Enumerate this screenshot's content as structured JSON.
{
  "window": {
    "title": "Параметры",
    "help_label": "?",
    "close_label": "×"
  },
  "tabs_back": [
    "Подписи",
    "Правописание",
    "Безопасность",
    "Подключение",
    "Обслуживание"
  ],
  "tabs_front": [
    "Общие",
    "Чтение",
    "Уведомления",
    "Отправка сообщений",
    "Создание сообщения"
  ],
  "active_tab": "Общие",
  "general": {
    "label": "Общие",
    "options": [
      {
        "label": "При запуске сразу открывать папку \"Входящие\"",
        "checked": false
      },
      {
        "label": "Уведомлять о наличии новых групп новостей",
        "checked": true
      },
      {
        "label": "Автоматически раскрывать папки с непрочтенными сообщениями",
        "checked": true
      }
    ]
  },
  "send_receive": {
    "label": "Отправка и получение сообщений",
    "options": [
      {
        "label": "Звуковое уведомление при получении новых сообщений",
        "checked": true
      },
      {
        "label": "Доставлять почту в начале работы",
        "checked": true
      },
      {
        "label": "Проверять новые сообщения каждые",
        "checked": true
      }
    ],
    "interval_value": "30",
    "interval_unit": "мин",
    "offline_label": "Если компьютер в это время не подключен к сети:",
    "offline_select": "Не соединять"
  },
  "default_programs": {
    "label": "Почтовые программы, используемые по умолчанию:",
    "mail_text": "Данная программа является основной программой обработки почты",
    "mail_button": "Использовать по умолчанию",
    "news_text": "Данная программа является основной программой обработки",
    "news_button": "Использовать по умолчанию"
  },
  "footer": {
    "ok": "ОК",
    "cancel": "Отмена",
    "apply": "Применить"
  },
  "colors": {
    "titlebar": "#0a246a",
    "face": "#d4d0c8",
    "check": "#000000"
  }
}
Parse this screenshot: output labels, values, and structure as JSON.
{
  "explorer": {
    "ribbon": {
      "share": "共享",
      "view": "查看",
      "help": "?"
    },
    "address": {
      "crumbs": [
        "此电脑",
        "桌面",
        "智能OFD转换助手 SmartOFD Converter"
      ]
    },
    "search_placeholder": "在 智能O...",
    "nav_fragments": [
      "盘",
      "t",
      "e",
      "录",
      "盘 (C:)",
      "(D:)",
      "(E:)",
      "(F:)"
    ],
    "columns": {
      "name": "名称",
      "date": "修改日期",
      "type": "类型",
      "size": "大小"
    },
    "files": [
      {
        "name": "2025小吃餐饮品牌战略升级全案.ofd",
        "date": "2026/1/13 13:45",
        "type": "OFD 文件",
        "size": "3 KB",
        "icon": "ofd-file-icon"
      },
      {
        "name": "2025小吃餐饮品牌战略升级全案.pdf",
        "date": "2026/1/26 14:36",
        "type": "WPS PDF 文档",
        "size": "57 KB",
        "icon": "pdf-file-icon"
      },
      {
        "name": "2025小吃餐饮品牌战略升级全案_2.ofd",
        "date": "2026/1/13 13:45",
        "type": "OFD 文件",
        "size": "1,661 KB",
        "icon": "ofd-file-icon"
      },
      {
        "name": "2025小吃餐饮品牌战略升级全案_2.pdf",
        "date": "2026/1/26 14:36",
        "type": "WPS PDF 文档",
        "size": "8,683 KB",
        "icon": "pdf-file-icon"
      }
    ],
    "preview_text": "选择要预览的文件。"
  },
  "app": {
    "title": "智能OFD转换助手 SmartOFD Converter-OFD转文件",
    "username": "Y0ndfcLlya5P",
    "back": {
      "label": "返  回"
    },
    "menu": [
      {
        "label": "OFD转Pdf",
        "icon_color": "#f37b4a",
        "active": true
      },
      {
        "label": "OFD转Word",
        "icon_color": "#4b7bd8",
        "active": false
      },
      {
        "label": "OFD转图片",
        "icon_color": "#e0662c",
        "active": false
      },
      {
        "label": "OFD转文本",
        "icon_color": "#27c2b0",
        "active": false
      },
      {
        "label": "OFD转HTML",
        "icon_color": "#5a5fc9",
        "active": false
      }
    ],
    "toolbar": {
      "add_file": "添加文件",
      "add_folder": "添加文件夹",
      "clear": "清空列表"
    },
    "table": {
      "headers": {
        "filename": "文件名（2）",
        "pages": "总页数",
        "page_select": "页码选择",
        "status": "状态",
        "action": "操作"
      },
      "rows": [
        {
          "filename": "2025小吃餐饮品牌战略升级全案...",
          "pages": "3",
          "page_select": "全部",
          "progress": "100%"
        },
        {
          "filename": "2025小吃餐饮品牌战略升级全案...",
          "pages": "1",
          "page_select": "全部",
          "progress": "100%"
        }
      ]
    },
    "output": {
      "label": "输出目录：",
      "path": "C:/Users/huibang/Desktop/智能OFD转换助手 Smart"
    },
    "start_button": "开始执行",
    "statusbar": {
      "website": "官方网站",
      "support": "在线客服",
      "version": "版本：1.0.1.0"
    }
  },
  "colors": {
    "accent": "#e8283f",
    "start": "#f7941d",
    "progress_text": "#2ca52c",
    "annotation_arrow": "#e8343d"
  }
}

## Directions
Repeat the listing exactly, from its first line to its last.

## Solved problem
Enumerate this screenshot's content as structured JSON.
{
  "window": {
    "title": "Параметры",
    "help_label": "?",
    "close_label": "×"
  },
  "tabs_back": [
    "Подписи",
    "Правописание",
    "Безопасность",
    "Подключение",
    "Обслуживание"
  ],
  "tabs_front": [
    "Общие",
    "Чтение",
    "Уведомления",
    "Отправка сообщений",
    "Создание сообщения"
  ],
  "active_tab": "Общие",
  "general": {
    "label": "Общие",
    "options": [
      {
        "label": "При запуске сразу открывать папку \"Входящие\"",
        "checked": false
      },
      {
        "label": "Уведомлять о наличии новых групп новостей",
        "checked": true
      },
      {
        "label": "Автоматически раскрывать папки с непрочтенными сообщениями",
        "checked": true
      }
    ]
  },
  "send_receive": {
    "label": "Отправка и получение сообщений",
    "options": [
      {
        "label": "Звуковое уведомление при получении новых сообщений",
        "checked": true
      },
      {
        "label": "Доставлять почту в начале работы",
        "checked": true
      },
      {
        "label": "Проверять новые сообщения каждые",
        "checked": true
      }
    ],
    "interval_value": "30",
    "interval_unit": "мин",
    "offline_label": "Если компьютер в это время не подключен к сети:",
    "offline_select": "Не соединять"
  },
  "default_programs": {
    "label": "Почтовые программы, используемые по умолчанию:",
    "mail_text": "Данная программа является основной программой обработки почты",
    "mail_button": "Использовать по умолчанию",
    "news_text": "Данная программа является основной программой обработки",
    "news_button": "Использовать по умолчанию"
  },
  "footer": {
    "ok": "ОК",
    "cancel": "Отмена",
    "apply": "Применить"
  },
  "colors": {
    "titlebar": "#0a246a",
    "face": "#d4d0c8",
    "check": "#000000"
  }
}
Parse this screenshot: output labels, values, and structure as JSON.
{
  "explorer": {
    "ribbon": {
      "share": "共享",
      "view": "查看",
      "help": "?"
    },
    "address": {
      "crumbs": [
        "此电脑",
        "桌面",
        "智能OFD转换助手 SmartOFD Converter"
      ]
    },
    "search_placeholder": "在 智能O...",
    "nav_fragments": [
      "盘",
      "t",
      "e",
      "录",
      "盘 (C:)",
      "(D:)",
      "(E:)",
      "(F:)"
    ],
    "columns": {
      "name": "名称",
      "date": "修改日期",
      "type": "类型",
      "size": "大小"
    },
    "files": [
      {
        "name": "2025小吃餐饮品牌战略升级全案.ofd",
        "date": "2026/1/13 13:45",
        "type": "OFD 文件",
        "size": "3 KB",
        "icon": "ofd-file-icon"
      },
      {
        "name": "2025小吃餐饮品牌战略升级全案.pdf",
        "date": "2026/1/26 14:36",
        "type": "WPS PDF 文档",
        "size": "57 KB",
        "icon": "pdf-file-icon"
      },
      {
        "name": "2025小吃餐饮品牌战略升级全案_2.ofd",
        "date": "2026/1/13 13:45",
        "type": "OFD 文件",
        "size": "1,661 KB",
        "icon": "ofd-file-icon"
      },
      {
        "name": "2025小吃餐饮品牌战略升级全案_2.pdf",
        "date": "2026/1/26 14:36",
        "type": "WPS PDF 文档",
        "size": "8,683 KB",
        "icon": "pdf-file-icon"
      }
    ],
    "preview_text": "选择要预览的文件。"
  },
  "app": {
    "title": "智能OFD转换助手 SmartOFD Converter-OFD转文件",
    "username": "Y0ndfcLlya5P",
    "back": {
      "label": "返  回"
    },
    "menu": [
      {
        "label": "OFD转Pdf",
        "icon_color": "#f37b4a",
        "active": true
      },
      {
        "label": "OFD转Word",
        "icon_color": "#4b7bd8",
        "active": false
      },
      {
        "label": "OFD转图片",
        "icon_color": "#e0662c",
        "active": false
      },
      {
        "label": "OFD转文本",
        "icon_color": "#27c2b0",
        "active": false
      },
      {
        "label": "OFD转HTML",
        "icon_color": "#5a5fc9",
        "active": false
      }
    ],
    "toolbar": {
      "add_file": "添加文件",
      "add_folder": "添加文件夹",
      "clear": "清空列表"
    },
    "table": {
      "headers": {
        "filename": "文件名（2）",
        "pages": "总页数",
        "page_select": "页码选择",
        "status": "状态",
        "action": "操作"
      },
      "rows": [
        {
          "filename": "2025小吃餐饮品牌战略升级全案...",
          "pages": "3",
          "page_select": "全部",
          "progress": "100%"
        },
        {
          "filename": "2025小吃餐饮品牌战略升级全案...",
          "pages": "1",
          "page_select": "全部",
          "progress": "100%"
        }
      ]
    },
    "output": {
      "label": "输出目录：",
      "path": "C:/Users/huibang/Desktop/智能OFD转换助手 Smart"
    },
    "start_button": "开始执行",
    "statusbar": {
      "website": "官方网站",
      "support": "在线客服",
      "version": "版本：1.0.1.0"
    }
  },
  "colors": {
    "accent": "#e8283f",
    "start": "#f7941d",
    "progress_text": "#2ca52c",
    "annotation_arrow": "#e8343d"
  }
}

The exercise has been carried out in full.